*** Opening GIVEN INFORMATION ***

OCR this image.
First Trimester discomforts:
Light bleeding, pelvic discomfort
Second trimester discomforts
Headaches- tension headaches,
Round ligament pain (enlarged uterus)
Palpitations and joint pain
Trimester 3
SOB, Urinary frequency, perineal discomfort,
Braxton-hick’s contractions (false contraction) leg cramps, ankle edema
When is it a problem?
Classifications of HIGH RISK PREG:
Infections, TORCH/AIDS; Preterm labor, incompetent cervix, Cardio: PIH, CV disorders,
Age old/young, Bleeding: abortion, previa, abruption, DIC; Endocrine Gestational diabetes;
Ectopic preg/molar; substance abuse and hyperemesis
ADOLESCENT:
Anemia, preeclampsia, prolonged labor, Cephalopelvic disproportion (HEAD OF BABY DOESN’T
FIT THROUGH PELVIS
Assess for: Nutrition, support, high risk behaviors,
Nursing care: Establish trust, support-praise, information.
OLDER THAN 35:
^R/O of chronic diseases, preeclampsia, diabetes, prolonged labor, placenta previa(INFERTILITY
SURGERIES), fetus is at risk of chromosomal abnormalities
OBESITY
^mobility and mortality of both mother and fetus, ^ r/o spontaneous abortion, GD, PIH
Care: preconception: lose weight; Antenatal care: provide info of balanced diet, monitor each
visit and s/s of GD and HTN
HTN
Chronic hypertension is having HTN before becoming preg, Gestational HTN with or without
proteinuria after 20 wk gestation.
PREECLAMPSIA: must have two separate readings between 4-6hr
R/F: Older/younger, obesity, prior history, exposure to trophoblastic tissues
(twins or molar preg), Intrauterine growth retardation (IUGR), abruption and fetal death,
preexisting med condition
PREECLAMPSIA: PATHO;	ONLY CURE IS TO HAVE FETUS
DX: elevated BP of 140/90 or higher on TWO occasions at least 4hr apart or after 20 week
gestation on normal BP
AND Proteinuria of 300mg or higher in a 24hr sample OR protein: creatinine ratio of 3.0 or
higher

*** Closing GIVEN INFORMATION ***

▶ [PROBLEM]:
The records above are to be transcribed exactly, with nothing left out.

▶ [SOLUTION TO THIS EXERCISE]:
OCR this image.
First Trimester discomforts:
Light bleeding, pelvic discomfort
Second trimester discomforts
Headaches- tension headaches,
Round ligament pain (enlarged uterus)
Palpitations and joint pain
Trimester 3
SOB, Urinary frequency, perineal discomfort,
Braxton-hick’s contractions (false contraction) leg cramps, ankle edema
When is it a problem?
Classifications of HIGH RISK PREG:
Infections, TORCH/AIDS; Preterm labor, incompetent cervix, Cardio: PIH, CV disorders,
Age old/young, Bleeding: abortion, previa, abruption, DIC; Endocrine Gestational diabetes;
Ectopic preg/molar; substance abuse and hyperemesis
ADOLESCENT:
Anemia, preeclampsia, prolonged labor, Cephalopelvic disproportion (HEAD OF BABY DOESN’T
FIT THROUGH PELVIS
Assess for: Nutrition, support, high risk behaviors,
Nursing care: Establish trust, support-praise, information.
OLDER THAN 35:
^R/O of chronic diseases, preeclampsia, diabetes, prolonged labor, placenta previa(INFERTILITY
SURGERIES), fetus is at risk of chromosomal abnormalities
OBESITY
^mobility and mortality of both mother and fetus, ^ r/o spontaneous abortion, GD, PIH
Care: preconception: lose weight; Antenatal care: provide info of balanced diet, monitor each
visit and s/s of GD and HTN
HTN
Chronic hypertension is having HTN before becoming preg, Gestational HTN with or without
proteinuria after 20 wk gestation.
PREECLAMPSIA: must have two separate readings between 4-6hr
R/F: Older/younger, obesity, prior history, exposure to trophoblastic tissues
(twins or molar preg), Intrauterine growth retardation (IUGR), abruption and fetal death,
preexisting med condition
PREECLAMPSIA: PATHO;	ONLY CURE IS TO HAVE FETUS
DX: elevated BP of 140/90 or higher on TWO occasions at least 4hr apart or after 20 week
gestation on normal BP
AND Proteinuria of 300mg or higher in a 24hr sample OR protein: creatinine ratio of 3.0 or
higher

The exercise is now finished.